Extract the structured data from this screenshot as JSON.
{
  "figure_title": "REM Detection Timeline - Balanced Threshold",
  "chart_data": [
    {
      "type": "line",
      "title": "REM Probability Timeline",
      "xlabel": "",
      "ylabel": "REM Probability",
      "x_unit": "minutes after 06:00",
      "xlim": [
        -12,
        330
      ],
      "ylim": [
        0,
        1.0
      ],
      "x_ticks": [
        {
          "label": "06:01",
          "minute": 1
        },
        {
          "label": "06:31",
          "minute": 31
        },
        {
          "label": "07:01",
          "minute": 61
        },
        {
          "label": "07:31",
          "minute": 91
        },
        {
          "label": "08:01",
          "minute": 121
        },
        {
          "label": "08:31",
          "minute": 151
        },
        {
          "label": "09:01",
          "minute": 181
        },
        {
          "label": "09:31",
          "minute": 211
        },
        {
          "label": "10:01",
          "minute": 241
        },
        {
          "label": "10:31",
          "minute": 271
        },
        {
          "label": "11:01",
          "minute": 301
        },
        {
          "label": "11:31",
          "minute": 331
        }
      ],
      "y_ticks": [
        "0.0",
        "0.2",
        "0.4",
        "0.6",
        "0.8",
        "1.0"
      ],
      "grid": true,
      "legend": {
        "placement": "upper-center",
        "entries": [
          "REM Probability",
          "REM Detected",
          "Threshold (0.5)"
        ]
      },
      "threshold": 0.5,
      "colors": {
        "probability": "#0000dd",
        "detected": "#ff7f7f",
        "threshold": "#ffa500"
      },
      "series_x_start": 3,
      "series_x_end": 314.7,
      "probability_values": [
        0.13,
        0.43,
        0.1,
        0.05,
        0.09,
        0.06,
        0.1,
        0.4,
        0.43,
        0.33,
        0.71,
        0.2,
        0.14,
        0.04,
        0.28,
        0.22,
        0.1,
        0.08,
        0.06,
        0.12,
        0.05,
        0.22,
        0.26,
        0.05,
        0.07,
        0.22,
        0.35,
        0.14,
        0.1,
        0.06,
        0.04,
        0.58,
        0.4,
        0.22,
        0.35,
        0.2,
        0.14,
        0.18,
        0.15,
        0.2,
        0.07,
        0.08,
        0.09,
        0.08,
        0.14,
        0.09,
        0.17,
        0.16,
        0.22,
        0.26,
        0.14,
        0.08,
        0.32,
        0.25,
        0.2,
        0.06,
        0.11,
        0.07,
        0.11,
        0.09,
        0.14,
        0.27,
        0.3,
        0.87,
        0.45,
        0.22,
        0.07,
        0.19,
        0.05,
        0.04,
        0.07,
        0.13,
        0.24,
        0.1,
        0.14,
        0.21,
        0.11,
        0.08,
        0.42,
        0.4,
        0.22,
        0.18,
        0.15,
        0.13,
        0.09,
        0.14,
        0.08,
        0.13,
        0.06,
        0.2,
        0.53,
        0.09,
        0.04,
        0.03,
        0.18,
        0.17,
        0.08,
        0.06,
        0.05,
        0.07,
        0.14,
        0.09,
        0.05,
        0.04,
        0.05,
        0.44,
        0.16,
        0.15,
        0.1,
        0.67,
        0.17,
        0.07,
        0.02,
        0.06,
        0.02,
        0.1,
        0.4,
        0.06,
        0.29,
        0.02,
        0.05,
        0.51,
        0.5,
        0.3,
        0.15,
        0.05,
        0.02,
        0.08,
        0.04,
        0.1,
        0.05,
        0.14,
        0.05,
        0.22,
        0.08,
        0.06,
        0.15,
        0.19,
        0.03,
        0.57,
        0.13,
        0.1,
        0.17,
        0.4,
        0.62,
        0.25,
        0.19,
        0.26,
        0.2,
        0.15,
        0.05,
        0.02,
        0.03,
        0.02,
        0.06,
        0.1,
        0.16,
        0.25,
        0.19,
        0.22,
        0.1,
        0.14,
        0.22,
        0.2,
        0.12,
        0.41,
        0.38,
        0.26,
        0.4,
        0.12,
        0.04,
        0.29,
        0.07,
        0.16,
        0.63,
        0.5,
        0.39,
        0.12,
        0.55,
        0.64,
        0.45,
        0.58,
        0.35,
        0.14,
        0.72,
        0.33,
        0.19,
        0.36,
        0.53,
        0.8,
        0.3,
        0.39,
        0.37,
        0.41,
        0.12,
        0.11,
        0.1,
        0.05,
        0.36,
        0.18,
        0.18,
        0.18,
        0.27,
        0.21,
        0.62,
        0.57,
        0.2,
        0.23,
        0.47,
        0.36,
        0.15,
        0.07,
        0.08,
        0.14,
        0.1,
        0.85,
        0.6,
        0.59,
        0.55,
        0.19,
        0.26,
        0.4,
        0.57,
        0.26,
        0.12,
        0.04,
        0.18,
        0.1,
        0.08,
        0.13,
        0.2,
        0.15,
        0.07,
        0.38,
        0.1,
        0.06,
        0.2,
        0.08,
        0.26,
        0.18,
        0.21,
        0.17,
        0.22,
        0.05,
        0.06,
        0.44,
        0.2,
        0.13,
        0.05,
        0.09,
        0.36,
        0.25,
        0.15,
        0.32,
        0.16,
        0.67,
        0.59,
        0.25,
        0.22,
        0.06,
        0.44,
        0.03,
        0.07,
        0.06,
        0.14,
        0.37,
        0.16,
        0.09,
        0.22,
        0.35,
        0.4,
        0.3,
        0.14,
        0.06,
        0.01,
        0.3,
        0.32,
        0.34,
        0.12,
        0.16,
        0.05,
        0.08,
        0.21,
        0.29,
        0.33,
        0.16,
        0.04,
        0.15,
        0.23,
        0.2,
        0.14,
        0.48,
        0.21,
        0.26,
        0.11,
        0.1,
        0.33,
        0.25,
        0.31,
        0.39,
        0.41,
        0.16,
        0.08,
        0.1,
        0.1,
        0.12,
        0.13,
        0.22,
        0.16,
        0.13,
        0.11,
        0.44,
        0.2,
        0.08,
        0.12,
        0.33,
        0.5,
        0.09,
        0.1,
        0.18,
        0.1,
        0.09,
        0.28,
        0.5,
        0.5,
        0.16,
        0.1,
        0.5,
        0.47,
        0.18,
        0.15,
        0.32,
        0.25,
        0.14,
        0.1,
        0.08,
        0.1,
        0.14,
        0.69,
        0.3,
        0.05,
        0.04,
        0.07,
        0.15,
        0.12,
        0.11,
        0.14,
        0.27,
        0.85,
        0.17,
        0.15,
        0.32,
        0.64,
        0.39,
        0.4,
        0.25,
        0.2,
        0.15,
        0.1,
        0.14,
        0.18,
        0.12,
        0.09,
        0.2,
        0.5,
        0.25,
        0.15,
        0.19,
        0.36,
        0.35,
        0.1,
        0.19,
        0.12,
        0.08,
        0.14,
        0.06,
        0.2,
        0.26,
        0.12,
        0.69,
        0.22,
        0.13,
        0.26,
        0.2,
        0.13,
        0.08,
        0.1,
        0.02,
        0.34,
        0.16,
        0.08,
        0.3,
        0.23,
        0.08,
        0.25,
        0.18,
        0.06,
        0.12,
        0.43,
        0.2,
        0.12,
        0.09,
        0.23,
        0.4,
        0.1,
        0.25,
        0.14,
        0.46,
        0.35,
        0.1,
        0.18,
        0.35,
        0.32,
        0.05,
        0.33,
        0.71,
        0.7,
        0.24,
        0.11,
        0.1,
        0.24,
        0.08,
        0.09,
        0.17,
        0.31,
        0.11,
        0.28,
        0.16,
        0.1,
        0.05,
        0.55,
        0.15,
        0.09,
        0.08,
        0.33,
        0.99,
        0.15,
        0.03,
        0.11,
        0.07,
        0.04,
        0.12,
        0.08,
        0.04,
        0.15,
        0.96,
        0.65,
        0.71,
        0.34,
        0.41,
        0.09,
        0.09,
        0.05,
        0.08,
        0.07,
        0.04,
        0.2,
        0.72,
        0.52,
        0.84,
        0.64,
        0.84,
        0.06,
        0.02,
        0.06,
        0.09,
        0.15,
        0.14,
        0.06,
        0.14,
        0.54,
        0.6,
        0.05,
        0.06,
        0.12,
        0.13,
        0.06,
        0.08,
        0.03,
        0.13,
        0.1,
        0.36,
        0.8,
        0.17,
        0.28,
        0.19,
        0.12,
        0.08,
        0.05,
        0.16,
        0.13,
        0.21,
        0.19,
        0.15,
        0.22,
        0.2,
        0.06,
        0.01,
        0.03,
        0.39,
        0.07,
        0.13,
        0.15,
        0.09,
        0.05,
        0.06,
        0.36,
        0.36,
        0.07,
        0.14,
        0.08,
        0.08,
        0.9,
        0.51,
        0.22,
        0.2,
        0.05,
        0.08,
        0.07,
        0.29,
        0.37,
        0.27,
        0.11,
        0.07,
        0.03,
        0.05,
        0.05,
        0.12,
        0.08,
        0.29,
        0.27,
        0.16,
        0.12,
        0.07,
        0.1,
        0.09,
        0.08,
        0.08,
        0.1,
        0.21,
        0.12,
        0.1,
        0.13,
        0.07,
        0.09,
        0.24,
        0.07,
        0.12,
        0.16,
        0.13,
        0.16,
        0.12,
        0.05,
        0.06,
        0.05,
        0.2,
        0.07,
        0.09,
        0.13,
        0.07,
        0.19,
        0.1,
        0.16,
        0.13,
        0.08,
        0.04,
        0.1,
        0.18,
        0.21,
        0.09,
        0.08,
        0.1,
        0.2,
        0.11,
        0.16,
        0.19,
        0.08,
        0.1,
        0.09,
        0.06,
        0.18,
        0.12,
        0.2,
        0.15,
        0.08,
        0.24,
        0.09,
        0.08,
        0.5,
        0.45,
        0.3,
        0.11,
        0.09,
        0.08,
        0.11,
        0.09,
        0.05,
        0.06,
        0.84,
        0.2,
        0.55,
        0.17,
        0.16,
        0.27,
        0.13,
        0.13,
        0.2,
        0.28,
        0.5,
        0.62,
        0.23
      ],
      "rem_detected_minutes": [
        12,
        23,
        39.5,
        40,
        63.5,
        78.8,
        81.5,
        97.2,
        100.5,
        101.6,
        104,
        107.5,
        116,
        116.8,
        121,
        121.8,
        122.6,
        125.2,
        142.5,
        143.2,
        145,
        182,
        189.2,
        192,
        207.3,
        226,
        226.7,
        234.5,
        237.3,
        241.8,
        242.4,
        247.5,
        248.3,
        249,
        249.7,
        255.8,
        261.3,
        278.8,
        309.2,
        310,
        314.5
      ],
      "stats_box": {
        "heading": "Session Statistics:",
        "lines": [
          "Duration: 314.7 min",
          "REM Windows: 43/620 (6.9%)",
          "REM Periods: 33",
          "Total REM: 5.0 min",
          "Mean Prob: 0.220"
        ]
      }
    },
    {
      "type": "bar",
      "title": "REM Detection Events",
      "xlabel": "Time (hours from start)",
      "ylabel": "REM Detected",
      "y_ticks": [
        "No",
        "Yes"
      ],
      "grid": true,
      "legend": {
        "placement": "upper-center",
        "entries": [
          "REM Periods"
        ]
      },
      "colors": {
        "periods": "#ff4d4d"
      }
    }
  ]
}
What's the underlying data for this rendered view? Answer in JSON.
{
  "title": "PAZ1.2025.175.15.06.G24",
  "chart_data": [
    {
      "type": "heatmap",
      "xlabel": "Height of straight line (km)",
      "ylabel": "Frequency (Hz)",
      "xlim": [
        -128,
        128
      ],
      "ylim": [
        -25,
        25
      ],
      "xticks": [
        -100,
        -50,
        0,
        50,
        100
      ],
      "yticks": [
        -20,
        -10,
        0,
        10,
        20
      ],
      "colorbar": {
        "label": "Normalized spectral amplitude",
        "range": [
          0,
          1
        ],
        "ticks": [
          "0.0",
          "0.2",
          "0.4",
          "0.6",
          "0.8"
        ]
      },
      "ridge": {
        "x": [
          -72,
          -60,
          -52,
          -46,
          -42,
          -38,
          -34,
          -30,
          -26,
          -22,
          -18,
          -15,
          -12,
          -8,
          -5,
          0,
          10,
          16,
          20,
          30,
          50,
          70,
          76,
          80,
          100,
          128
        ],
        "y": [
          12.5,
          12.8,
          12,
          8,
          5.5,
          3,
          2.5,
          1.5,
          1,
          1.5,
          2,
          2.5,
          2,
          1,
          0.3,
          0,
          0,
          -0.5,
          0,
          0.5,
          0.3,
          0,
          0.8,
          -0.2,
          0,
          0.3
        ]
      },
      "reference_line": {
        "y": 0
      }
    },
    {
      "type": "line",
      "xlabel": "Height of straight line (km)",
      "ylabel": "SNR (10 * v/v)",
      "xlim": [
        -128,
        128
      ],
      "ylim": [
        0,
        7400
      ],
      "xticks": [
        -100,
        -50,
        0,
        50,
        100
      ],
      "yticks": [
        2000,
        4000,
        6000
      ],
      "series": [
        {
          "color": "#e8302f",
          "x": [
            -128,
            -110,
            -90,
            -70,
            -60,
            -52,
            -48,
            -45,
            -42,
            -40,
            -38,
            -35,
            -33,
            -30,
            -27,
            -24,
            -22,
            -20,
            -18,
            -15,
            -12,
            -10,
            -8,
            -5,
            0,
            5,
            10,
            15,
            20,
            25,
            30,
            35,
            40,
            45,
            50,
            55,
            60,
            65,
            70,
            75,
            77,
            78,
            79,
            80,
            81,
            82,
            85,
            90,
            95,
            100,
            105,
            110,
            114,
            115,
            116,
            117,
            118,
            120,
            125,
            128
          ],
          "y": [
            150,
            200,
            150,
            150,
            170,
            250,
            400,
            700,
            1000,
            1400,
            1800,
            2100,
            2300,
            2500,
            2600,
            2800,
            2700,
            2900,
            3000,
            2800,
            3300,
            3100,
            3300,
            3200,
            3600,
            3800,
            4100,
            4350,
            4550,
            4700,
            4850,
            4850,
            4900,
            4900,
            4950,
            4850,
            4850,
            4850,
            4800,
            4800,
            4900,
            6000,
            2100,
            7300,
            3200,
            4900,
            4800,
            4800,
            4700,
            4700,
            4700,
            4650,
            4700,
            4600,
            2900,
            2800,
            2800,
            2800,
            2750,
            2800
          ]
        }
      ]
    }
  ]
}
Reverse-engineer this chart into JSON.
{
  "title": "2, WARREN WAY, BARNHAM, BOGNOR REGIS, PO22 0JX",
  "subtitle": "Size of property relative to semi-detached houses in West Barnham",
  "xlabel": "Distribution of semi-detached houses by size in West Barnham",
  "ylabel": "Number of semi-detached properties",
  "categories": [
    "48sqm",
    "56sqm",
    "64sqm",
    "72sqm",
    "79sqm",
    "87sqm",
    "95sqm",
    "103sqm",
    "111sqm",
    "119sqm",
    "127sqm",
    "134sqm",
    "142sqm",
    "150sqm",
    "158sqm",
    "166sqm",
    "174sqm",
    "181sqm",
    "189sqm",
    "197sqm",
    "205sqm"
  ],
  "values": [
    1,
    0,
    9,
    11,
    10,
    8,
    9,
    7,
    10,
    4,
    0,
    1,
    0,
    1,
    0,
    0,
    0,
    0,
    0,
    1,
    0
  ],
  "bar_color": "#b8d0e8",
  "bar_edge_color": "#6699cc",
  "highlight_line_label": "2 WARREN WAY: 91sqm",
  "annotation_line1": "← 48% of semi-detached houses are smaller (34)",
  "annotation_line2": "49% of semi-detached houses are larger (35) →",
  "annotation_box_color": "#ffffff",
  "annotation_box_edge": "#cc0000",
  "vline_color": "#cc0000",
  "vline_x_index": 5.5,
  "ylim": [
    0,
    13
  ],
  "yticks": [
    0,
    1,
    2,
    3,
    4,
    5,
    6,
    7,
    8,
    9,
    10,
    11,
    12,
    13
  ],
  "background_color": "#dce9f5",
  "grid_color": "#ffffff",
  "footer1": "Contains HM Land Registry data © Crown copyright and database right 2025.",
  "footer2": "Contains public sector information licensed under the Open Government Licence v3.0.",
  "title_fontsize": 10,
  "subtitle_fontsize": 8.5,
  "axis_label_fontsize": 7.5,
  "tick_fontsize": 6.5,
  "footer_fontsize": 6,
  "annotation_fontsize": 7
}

************

EXERCISE DIRECTIONS: Each line in the listing above that contains "West" should be copied.

CORRECT ANSWER:
  "subtitle": "Size of property relative to semi-detached houses in West Barnham",
  "xlabel": "Distribution of semi-detached houses by size in West Barnham",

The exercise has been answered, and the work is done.